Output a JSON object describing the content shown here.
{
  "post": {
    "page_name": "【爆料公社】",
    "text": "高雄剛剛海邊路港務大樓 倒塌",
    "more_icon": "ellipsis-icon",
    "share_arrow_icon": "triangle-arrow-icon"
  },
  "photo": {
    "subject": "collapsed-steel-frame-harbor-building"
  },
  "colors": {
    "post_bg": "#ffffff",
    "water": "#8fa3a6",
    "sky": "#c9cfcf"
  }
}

★ ★ ★ ★ ★ ★ ★

Copy out all of the lines above exactly.

● **Task output**
Output a JSON object describing the content shown here.
{
  "post": {
    "page_name": "【爆料公社】",
    "text": "高雄剛剛海邊路港務大樓 倒塌",
    "more_icon": "ellipsis-icon",
    "share_arrow_icon": "triangle-arrow-icon"
  },
  "photo": {
    "subject": "collapsed-steel-frame-harbor-building"
  },
  "colors": {
    "post_bg": "#ffffff",
    "water": "#8fa3a6",
    "sky": "#c9cfcf"
  }
}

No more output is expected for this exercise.